[START OF PROVIDED INFORMATION]

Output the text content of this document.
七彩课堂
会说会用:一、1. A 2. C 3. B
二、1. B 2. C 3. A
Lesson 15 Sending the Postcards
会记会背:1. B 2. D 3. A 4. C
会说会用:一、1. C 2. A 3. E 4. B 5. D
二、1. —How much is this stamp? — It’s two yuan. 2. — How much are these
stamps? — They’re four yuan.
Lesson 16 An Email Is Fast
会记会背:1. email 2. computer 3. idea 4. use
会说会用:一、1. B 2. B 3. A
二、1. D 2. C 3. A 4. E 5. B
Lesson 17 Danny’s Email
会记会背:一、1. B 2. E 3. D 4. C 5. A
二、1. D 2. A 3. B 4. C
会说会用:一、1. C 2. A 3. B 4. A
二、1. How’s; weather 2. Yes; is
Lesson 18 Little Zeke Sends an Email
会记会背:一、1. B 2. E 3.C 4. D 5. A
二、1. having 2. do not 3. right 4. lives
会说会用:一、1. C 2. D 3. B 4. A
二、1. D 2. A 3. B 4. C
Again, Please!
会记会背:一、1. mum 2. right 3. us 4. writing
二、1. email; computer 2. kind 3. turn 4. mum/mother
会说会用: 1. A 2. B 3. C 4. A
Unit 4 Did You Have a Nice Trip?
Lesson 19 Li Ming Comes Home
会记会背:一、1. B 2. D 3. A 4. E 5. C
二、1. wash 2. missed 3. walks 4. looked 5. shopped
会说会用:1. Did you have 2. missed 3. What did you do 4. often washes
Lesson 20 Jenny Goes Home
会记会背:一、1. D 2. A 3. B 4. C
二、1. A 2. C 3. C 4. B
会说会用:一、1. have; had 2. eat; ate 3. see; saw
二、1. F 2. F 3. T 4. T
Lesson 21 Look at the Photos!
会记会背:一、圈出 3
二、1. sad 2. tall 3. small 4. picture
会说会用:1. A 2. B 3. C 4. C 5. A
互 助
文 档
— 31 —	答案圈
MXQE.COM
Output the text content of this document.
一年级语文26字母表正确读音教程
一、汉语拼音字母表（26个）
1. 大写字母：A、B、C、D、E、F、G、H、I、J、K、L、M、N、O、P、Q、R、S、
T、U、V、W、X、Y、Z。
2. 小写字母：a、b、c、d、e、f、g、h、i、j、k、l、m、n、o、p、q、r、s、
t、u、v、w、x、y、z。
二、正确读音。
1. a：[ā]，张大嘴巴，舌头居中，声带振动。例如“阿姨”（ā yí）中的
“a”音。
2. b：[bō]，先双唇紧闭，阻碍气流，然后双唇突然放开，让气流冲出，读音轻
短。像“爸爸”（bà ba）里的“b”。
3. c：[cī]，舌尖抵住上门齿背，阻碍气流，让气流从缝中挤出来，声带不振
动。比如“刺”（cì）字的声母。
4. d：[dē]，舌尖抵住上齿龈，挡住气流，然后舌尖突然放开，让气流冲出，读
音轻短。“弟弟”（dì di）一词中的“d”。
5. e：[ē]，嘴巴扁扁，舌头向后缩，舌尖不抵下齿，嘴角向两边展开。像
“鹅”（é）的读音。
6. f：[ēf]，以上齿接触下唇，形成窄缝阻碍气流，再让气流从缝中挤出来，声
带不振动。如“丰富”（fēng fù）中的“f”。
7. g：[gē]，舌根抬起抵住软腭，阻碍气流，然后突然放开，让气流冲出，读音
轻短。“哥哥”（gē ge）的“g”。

[END OF PROVIDED INFORMATION]

| WHAT YOU SHOULD DO |
Repeat the data precisely, reproducing every entry.

| ANSWER BELOW |
Output the text content of this document.
七彩课堂
会说会用:一、1. A 2. C 3. B
二、1. B 2. C 3. A
Lesson 15 Sending the Postcards
会记会背:1. B 2. D 3. A 4. C
会说会用:一、1. C 2. A 3. E 4. B 5. D
二、1. —How much is this stamp? — It’s two yuan. 2. — How much are these
stamps? — They’re four yuan.
Lesson 16 An Email Is Fast
会记会背:1. email 2. computer 3. idea 4. use
会说会用:一、1. B 2. B 3. A
二、1. D 2. C 3. A 4. E 5. B
Lesson 17 Danny’s Email
会记会背:一、1. B 2. E 3. D 4. C 5. A
二、1. D 2. A 3. B 4. C
会说会用:一、1. C 2. A 3. B 4. A
二、1. How’s; weather 2. Yes; is
Lesson 18 Little Zeke Sends an Email
会记会背:一、1. B 2. E 3.C 4. D 5. A
二、1. having 2. do not 3. right 4. lives
会说会用:一、1. C 2. D 3. B 4. A
二、1. D 2. A 3. B 4. C
Again, Please!
会记会背:一、1. mum 2. right 3. us 4. writing
二、1. email; computer 2. kind 3. turn 4. mum/mother
会说会用: 1. A 2. B 3. C 4. A
Unit 4 Did You Have a Nice Trip?
Lesson 19 Li Ming Comes Home
会记会背:一、1. B 2. D 3. A 4. E 5. C
二、1. wash 2. missed 3. walks 4. looked 5. shopped
会说会用:1. Did you have 2. missed 3. What did you do 4. often washes
Lesson 20 Jenny Goes Home
会记会背:一、1. D 2. A 3. B 4. C
二、1. A 2. C 3. C 4. B
会说会用:一、1. have; had 2. eat; ate 3. see; saw
二、1. F 2. F 3. T 4. T
Lesson 21 Look at the Photos!
会记会背:一、圈出 3
二、1. sad 2. tall 3. small 4. picture
会说会用:1. A 2. B 3. C 4. C 5. A
互 助
文 档
— 31 —	答案圈
MXQE.COM
Output the text content of this document.
一年级语文26字母表正确读音教程
一、汉语拼音字母表（26个）
1. 大写字母：A、B、C、D、E、F、G、H、I、J、K、L、M、N、O、P、Q、R、S、
T、U、V、W、X、Y、Z。
2. 小写字母：a、b、c、d、e、f、g、h、i、j、k、l、m、n、o、p、q、r、s、
t、u、v、w、x、y、z。
二、正确读音。
1. a：[ā]，张大嘴巴，舌头居中，声带振动。例如“阿姨”（ā yí）中的
“a”音。
2. b：[bō]，先双唇紧闭，阻碍气流，然后双唇突然放开，让气流冲出，读音轻
短。像“爸爸”（bà ba）里的“b”。
3. c：[cī]，舌尖抵住上门齿背，阻碍气流，让气流从缝中挤出来，声带不振
动。比如“刺”（cì）字的声母。
4. d：[dē]，舌尖抵住上齿龈，挡住气流，然后舌尖突然放开，让气流冲出，读
音轻短。“弟弟”（dì di）一词中的“d”。
5. e：[ē]，嘴巴扁扁，舌头向后缩，舌尖不抵下齿，嘴角向两边展开。像
“鹅”（é）的读音。
6. f：[ēf]，以上齿接触下唇，形成窄缝阻碍气流，再让气流从缝中挤出来，声
带不振动。如“丰富”（fēng fù）中的“f”。
7. g：[gē]，舌根抬起抵住软腭，阻碍气流，然后突然放开，让气流冲出，读音
轻短。“哥哥”（gē ge）的“g”。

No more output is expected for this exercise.